◆ Requirements
Repeat the listing in full, preserving every character.
++++ Task inputs ++++
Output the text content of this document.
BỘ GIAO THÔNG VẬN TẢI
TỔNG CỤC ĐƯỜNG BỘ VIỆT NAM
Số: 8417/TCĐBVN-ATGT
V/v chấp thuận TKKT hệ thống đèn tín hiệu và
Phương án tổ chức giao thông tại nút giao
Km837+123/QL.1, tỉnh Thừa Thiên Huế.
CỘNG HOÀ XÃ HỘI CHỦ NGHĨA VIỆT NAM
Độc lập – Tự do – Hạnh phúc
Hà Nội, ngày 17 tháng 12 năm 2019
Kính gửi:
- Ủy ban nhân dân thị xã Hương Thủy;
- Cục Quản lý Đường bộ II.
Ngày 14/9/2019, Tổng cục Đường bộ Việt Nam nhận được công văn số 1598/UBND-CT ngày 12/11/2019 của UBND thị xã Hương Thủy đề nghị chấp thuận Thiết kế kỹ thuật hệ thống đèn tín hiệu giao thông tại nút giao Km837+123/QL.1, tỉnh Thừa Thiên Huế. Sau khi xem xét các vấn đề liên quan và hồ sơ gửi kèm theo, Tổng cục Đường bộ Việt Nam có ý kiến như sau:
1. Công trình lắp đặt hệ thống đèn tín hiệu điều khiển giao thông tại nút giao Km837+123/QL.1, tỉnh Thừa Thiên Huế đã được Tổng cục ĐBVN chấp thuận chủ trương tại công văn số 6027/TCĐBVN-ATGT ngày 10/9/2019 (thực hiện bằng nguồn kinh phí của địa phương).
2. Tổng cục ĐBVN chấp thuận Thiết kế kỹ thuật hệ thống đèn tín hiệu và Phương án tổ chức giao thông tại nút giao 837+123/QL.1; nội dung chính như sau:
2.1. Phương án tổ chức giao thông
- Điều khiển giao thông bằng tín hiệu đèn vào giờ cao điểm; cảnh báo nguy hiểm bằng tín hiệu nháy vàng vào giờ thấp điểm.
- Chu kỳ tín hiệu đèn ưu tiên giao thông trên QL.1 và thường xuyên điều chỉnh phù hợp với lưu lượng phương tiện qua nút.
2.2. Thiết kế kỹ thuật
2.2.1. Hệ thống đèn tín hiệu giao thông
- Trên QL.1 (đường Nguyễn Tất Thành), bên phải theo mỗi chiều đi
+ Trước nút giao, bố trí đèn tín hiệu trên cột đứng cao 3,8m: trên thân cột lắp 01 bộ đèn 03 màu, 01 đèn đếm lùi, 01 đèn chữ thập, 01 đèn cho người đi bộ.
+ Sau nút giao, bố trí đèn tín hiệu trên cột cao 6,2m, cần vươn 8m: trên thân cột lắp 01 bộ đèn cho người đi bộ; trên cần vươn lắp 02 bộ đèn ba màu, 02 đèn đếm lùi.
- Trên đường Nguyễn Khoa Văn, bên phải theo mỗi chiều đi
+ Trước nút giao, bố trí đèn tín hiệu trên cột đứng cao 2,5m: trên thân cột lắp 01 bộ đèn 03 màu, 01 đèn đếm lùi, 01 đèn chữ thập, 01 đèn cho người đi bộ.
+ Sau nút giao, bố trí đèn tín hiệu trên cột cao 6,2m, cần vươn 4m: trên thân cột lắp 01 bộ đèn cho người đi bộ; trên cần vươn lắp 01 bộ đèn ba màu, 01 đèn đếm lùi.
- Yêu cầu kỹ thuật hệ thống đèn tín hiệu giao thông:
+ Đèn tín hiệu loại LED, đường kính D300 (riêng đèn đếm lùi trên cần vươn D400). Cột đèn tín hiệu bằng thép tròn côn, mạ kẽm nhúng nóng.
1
++++
◆ Written solution
Output the text content of this document.
BỘ GIAO THÔNG VẬN TẢI
TỔNG CỤC ĐƯỜNG BỘ VIỆT NAM
Số: 8417/TCĐBVN-ATGT
V/v chấp thuận TKKT hệ thống đèn tín hiệu và
Phương án tổ chức giao thông tại nút giao
Km837+123/QL.1, tỉnh Thừa Thiên Huế.
CỘNG HOÀ XÃ HỘI CHỦ NGHĨA VIỆT NAM
Độc lập – Tự do – Hạnh phúc
Hà Nội, ngày 17 tháng 12 năm 2019
Kính gửi:
- Ủy ban nhân dân thị xã Hương Thủy;
- Cục Quản lý Đường bộ II.
Ngày 14/9/2019, Tổng cục Đường bộ Việt Nam nhận được công văn số 1598/UBND-CT ngày 12/11/2019 của UBND thị xã Hương Thủy đề nghị chấp thuận Thiết kế kỹ thuật hệ thống đèn tín hiệu giao thông tại nút giao Km837+123/QL.1, tỉnh Thừa Thiên Huế. Sau khi xem xét các vấn đề liên quan và hồ sơ gửi kèm theo, Tổng cục Đường bộ Việt Nam có ý kiến như sau:
1. Công trình lắp đặt hệ thống đèn tín hiệu điều khiển giao thông tại nút giao Km837+123/QL.1, tỉnh Thừa Thiên Huế đã được Tổng cục ĐBVN chấp thuận chủ trương tại công văn số 6027/TCĐBVN-ATGT ngày 10/9/2019 (thực hiện bằng nguồn kinh phí của địa phương).
2. Tổng cục ĐBVN chấp thuận Thiết kế kỹ thuật hệ thống đèn tín hiệu và Phương án tổ chức giao thông tại nút giao 837+123/QL.1; nội dung chính như sau:
2.1. Phương án tổ chức giao thông
- Điều khiển giao thông bằng tín hiệu đèn vào giờ cao điểm; cảnh báo nguy hiểm bằng tín hiệu nháy vàng vào giờ thấp điểm.
- Chu kỳ tín hiệu đèn ưu tiên giao thông trên QL.1 và thường xuyên điều chỉnh phù hợp với lưu lượng phương tiện qua nút.
2.2. Thiết kế kỹ thuật
2.2.1. Hệ thống đèn tín hiệu giao thông
- Trên QL.1 (đường Nguyễn Tất Thành), bên phải theo mỗi chiều đi
+ Trước nút giao, bố trí đèn tín hiệu trên cột đứng cao 3,8m: trên thân cột lắp 01 bộ đèn 03 màu, 01 đèn đếm lùi, 01 đèn chữ thập, 01 đèn cho người đi bộ.
+ Sau nút giao, bố trí đèn tín hiệu trên cột cao 6,2m, cần vươn 8m: trên thân cột lắp 01 bộ đèn cho người đi bộ; trên cần vươn lắp 02 bộ đèn ba màu, 02 đèn đếm lùi.
- Trên đường Nguyễn Khoa Văn, bên phải theo mỗi chiều đi
+ Trước nút giao, bố trí đèn tín hiệu trên cột đứng cao 2,5m: trên thân cột lắp 01 bộ đèn 03 màu, 01 đèn đếm lùi, 01 đèn chữ thập, 01 đèn cho người đi bộ.
+ Sau nút giao, bố trí đèn tín hiệu trên cột cao 6,2m, cần vươn 4m: trên thân cột lắp 01 bộ đèn cho người đi bộ; trên cần vươn lắp 01 bộ đèn ba màu, 01 đèn đếm lùi.
- Yêu cầu kỹ thuật hệ thống đèn tín hiệu giao thông:
+ Đèn tín hiệu loại LED, đường kính D300 (riêng đèn đếm lùi trên cần vươn D400). Cột đèn tín hiệu bằng thép tròn côn, mạ kẽm nhúng nóng.
1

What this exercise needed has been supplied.